Given data

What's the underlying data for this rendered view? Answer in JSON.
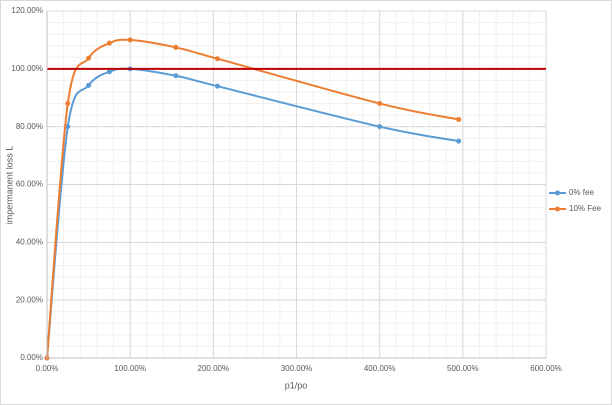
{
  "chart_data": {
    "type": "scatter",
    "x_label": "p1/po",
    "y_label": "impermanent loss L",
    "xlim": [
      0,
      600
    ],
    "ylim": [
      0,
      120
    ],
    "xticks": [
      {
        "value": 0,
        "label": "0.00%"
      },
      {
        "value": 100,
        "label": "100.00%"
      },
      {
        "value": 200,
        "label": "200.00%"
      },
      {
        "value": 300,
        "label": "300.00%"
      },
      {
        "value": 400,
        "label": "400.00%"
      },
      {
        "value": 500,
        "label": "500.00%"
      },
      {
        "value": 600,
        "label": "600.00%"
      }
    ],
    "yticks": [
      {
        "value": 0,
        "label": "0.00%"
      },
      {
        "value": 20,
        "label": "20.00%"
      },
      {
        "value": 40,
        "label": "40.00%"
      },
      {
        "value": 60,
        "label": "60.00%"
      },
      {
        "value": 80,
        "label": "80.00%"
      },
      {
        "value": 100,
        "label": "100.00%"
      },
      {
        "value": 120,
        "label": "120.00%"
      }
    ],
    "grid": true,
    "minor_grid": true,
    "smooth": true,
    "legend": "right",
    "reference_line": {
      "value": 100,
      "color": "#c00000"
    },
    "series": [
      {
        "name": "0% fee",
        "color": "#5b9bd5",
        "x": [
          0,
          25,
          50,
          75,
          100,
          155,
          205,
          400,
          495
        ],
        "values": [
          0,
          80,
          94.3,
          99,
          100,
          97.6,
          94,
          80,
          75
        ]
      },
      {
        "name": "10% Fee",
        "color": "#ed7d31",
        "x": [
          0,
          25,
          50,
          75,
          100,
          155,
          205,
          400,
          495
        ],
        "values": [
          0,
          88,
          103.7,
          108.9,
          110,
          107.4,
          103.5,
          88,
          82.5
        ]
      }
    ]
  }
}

What is needed
Exclude the pictures and transcribe all of the entries exactly.

Answer in full
What's the underlying data for this rendered view? Answer in JSON.
{
  "chart_data": {
    "type": "scatter",
    "x_label": "p1/po",
    "y_label": "impermanent loss L",
    "xlim": [
      0,
      600
    ],
    "ylim": [
      0,
      120
    ],
    "xticks": [
      {
        "value": 0,
        "label": "0.00%"
      },
      {
        "value": 100,
        "label": "100.00%"
      },
      {
        "value": 200,
        "label": "200.00%"
      },
      {
        "value": 300,
        "label": "300.00%"
      },
      {
        "value": 400,
        "label": "400.00%"
      },
      {
        "value": 500,
        "label": "500.00%"
      },
      {
        "value": 600,
        "label": "600.00%"
      }
    ],
    "yticks": [
      {
        "value": 0,
        "label": "0.00%"
      },
      {
        "value": 20,
        "label": "20.00%"
      },
      {
        "value": 40,
        "label": "40.00%"
      },
      {
        "value": 60,
        "label": "60.00%"
      },
      {
        "value": 80,
        "label": "80.00%"
      },
      {
        "value": 100,
        "label": "100.00%"
      },
      {
        "value": 120,
        "label": "120.00%"
      }
    ],
    "grid": true,
    "minor_grid": true,
    "smooth": true,
    "legend": "right",
    "reference_line": {
      "value": 100,
      "color": "#c00000"
    },
    "series": [
      {
        "name": "0% fee",
        "color": "#5b9bd5",
        "x": [
          0,
          25,
          50,
          75,
          100,
          155,
          205,
          400,
          495
        ],
        "values": [
          0,
          80,
          94.3,
          99,
          100,
          97.6,
          94,
          80,
          75
        ]
      },
      {
        "name": "10% Fee",
        "color": "#ed7d31",
        "x": [
          0,
          25,
          50,
          75,
          100,
          155,
          205,
          400,
          495
        ],
        "values": [
          0,
          88,
          103.7,
          108.9,
          110,
          107.4,
          103.5,
          88,
          82.5
        ]
      }
    ]
  }
}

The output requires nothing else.